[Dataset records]
## BEGIN

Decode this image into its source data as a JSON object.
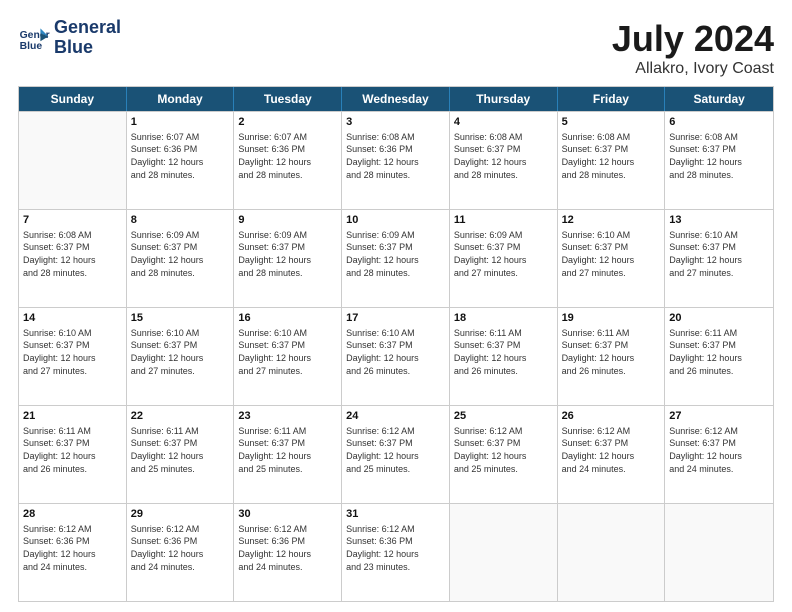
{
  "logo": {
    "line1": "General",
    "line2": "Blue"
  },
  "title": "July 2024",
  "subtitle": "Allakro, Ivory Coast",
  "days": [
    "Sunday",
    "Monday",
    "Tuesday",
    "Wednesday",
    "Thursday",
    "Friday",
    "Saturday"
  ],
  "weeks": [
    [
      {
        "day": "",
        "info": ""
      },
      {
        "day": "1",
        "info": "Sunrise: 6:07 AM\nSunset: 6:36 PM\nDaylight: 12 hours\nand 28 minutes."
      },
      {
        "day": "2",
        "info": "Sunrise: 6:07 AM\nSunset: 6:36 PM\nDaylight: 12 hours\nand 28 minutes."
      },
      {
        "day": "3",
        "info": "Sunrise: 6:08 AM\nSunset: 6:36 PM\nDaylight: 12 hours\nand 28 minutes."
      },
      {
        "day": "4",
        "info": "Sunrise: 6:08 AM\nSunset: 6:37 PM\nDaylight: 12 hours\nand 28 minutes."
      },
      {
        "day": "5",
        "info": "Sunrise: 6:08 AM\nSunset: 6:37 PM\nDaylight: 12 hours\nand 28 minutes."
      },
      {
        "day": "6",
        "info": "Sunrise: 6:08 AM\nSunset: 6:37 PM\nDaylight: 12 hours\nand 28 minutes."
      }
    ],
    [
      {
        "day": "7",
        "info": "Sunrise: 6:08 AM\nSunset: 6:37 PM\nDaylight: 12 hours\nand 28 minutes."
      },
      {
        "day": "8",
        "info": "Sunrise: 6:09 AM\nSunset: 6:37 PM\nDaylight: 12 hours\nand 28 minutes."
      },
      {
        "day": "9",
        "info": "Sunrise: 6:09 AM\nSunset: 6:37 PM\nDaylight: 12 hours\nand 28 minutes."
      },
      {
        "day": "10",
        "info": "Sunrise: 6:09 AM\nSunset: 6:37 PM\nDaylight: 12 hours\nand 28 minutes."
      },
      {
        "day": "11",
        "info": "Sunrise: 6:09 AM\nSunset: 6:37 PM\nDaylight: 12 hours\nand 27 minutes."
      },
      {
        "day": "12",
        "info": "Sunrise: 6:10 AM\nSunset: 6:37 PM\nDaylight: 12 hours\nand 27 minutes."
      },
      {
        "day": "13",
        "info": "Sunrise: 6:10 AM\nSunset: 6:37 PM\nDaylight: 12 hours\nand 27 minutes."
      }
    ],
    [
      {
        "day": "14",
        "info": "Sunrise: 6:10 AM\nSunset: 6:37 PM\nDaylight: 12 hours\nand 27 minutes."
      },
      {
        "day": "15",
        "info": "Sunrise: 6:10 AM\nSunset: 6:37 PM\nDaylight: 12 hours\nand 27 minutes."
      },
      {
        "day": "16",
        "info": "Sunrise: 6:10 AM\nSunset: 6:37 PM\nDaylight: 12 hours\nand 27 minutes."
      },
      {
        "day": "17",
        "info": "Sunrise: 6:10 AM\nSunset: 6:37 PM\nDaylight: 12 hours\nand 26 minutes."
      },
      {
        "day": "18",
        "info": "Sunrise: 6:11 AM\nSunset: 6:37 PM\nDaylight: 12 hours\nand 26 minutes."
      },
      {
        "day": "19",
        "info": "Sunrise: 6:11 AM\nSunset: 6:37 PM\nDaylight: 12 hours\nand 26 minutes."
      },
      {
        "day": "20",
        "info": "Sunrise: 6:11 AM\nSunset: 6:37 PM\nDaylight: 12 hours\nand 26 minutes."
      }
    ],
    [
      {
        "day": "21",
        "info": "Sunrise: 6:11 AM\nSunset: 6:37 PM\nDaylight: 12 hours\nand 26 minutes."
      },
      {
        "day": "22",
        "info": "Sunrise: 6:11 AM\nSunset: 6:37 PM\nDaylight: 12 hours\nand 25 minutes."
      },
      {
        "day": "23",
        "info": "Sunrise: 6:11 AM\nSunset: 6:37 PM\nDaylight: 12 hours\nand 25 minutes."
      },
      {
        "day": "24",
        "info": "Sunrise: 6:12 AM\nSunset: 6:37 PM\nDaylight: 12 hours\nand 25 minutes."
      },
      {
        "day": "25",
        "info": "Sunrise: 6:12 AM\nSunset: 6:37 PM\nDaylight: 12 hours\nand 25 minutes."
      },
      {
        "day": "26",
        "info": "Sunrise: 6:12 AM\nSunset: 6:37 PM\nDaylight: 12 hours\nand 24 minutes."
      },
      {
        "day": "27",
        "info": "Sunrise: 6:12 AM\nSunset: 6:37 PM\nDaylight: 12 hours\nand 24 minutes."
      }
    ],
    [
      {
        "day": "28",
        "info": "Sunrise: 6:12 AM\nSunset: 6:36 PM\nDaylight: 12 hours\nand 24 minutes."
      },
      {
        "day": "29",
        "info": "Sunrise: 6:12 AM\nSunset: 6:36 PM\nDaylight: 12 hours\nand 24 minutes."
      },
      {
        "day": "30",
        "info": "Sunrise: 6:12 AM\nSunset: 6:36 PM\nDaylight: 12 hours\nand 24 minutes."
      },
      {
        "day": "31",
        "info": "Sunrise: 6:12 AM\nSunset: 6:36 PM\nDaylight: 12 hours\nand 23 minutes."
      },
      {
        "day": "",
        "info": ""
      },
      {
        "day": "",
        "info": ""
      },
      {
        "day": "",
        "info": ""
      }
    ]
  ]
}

## END
## BEGIN

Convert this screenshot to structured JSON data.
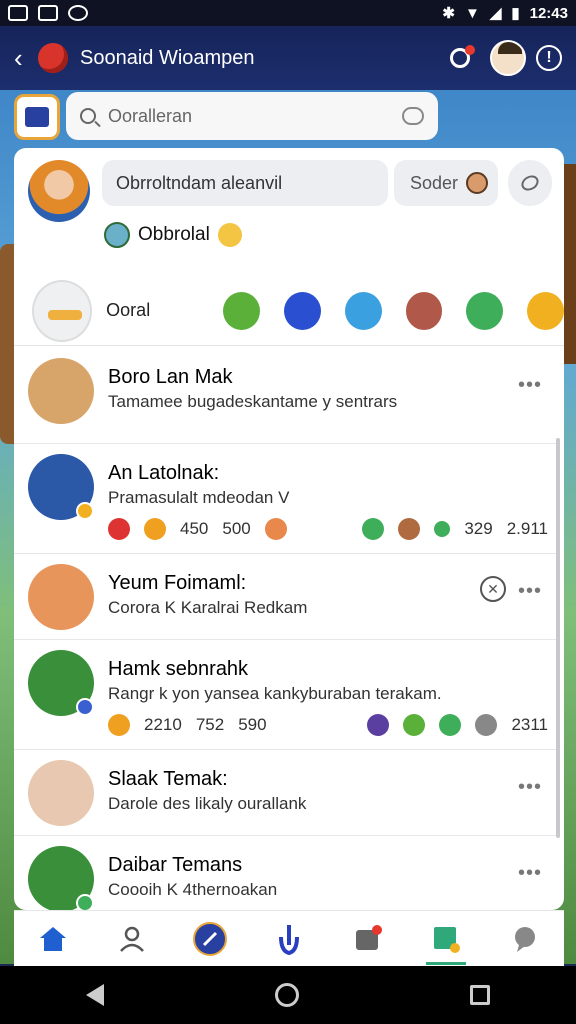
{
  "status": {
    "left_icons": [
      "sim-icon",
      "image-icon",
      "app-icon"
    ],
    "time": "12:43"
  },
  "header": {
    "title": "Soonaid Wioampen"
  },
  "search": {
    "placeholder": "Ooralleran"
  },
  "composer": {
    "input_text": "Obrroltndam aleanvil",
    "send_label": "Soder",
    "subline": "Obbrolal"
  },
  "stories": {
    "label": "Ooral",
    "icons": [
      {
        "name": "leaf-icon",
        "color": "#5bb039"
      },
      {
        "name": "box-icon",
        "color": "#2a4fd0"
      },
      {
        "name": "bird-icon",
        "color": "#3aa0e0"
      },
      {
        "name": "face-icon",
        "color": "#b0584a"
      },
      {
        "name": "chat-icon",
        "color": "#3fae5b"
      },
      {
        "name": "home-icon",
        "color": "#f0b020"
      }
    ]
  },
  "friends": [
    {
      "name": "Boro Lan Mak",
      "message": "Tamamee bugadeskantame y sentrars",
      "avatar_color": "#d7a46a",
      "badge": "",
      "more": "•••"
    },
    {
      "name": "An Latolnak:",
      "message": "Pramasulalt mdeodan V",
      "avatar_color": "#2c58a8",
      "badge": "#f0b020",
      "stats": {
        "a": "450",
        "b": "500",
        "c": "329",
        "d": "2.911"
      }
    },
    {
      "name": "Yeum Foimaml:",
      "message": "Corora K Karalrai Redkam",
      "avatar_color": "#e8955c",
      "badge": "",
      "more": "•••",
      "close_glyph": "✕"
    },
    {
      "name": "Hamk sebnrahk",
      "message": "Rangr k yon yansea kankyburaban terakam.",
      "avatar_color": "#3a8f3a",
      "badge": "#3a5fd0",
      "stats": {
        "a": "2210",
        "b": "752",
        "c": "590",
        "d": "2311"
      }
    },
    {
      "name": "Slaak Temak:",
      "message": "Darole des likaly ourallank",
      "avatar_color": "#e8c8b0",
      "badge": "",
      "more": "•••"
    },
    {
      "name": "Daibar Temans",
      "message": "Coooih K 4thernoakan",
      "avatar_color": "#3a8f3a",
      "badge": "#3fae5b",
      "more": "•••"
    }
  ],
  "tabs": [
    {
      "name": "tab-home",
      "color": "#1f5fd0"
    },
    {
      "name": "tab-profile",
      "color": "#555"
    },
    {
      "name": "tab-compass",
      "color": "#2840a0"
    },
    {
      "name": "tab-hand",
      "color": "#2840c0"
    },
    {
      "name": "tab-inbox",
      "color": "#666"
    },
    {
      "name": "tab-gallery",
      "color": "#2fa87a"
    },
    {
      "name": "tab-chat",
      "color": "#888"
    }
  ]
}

## END

Written task
Write down only how many lines in the listing contain the word "image".

Result for this task
2